WRITTEN REQUEST - Gather from the material every line that contains the string "panel".

Some records:
* * * * * * *
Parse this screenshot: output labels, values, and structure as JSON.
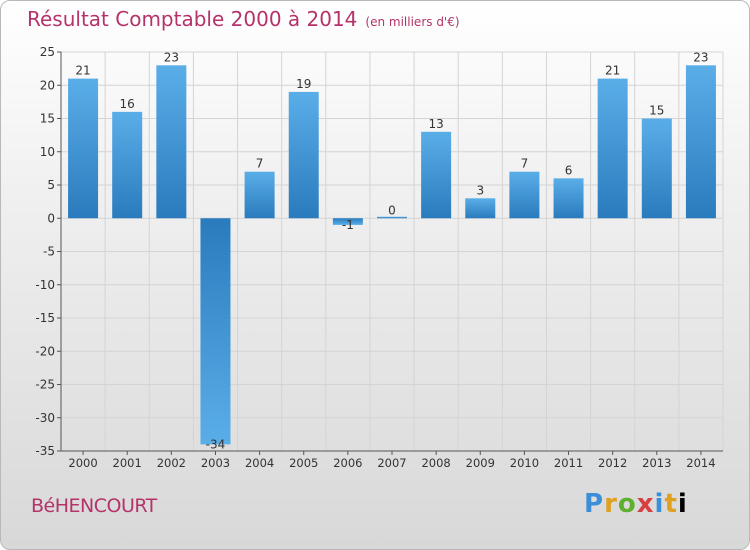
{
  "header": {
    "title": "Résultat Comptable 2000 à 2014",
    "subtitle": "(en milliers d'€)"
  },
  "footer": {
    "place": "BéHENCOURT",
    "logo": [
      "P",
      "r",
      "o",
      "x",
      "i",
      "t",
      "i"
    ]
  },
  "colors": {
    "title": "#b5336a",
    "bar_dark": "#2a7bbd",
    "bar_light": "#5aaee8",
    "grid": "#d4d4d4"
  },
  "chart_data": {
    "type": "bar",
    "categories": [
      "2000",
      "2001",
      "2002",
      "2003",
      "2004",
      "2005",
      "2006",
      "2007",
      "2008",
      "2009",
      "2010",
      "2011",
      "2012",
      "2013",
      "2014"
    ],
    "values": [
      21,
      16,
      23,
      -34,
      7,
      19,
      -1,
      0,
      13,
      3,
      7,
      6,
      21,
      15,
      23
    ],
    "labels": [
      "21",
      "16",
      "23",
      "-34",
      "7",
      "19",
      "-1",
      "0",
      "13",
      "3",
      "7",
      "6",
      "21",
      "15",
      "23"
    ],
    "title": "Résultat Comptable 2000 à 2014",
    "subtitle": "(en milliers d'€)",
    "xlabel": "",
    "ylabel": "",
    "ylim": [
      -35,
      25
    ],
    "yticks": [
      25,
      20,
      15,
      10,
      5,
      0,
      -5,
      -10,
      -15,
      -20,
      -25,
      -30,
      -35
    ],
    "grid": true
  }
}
* * * * * * *
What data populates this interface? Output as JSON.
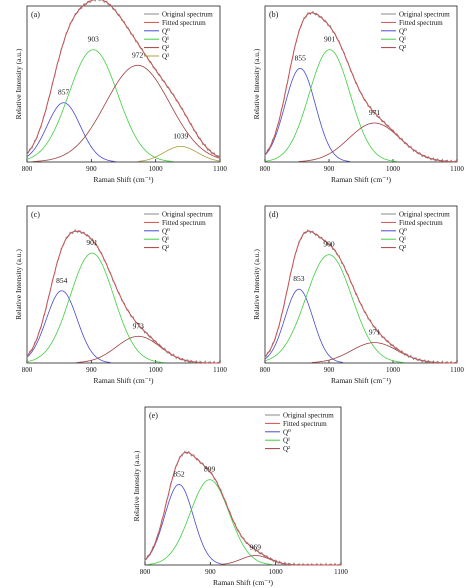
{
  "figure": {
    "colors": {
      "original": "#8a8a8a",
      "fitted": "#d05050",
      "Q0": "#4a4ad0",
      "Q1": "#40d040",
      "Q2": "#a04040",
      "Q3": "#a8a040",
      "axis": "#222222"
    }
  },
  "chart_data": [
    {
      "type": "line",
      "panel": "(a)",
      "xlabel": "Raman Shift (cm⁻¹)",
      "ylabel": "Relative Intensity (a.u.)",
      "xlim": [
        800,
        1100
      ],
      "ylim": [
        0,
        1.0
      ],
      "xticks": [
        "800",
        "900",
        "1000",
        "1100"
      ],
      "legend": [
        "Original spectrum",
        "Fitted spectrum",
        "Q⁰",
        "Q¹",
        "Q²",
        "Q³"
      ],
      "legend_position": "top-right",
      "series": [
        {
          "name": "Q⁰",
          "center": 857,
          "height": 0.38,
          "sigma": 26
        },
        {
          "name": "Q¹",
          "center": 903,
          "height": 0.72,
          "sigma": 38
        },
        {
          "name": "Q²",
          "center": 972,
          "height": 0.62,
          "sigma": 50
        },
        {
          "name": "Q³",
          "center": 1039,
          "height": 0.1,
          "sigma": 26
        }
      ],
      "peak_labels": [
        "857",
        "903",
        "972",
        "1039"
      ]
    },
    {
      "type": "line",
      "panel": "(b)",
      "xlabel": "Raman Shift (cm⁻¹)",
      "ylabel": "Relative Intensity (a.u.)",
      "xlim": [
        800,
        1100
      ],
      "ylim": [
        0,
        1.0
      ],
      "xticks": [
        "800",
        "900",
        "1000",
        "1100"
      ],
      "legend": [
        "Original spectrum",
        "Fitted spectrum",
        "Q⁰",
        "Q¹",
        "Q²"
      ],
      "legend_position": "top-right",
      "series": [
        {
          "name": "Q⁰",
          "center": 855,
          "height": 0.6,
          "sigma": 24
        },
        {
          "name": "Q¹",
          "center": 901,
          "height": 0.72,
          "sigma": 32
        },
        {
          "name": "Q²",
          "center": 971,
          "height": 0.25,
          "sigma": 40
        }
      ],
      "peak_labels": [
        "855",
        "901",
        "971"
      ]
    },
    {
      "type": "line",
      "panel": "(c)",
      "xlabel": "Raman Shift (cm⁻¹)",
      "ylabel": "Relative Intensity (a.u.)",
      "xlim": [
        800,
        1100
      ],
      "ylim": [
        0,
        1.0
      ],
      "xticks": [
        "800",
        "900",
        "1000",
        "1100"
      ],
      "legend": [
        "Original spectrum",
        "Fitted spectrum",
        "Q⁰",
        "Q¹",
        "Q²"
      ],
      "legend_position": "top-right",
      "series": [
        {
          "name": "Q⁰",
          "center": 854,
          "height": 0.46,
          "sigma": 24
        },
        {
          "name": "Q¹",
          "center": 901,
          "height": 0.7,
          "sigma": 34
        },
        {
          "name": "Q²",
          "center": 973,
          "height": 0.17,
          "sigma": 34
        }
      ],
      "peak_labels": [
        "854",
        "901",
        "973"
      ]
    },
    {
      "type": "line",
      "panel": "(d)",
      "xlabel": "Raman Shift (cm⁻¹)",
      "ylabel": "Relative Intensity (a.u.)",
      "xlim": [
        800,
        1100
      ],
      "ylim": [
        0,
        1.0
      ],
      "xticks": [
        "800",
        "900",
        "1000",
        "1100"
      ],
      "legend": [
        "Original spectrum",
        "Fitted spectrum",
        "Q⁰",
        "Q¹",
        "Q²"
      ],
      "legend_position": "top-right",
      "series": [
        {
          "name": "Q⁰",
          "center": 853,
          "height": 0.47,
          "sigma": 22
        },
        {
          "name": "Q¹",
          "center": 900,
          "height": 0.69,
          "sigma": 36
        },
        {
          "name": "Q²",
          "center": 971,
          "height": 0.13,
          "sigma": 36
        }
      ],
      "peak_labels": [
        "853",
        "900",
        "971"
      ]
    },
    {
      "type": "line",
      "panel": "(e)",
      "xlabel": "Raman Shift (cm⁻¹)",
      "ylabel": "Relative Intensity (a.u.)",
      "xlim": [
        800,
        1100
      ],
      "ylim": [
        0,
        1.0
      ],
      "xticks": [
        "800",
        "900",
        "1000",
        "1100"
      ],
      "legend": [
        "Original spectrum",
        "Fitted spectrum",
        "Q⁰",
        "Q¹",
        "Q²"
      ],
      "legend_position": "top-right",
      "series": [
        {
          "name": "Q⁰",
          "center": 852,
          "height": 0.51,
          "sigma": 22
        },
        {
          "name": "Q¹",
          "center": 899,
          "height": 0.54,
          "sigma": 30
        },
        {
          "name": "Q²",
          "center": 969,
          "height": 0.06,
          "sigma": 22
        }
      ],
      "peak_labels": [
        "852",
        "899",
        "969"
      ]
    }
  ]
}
* * * * * * *
SOLUTION TO THIS EXERCISE -
      "panel": "(a)",
      "panel": "(b)",
      "panel": "(c)",
      "panel": "(d)",
      "panel": "(e)",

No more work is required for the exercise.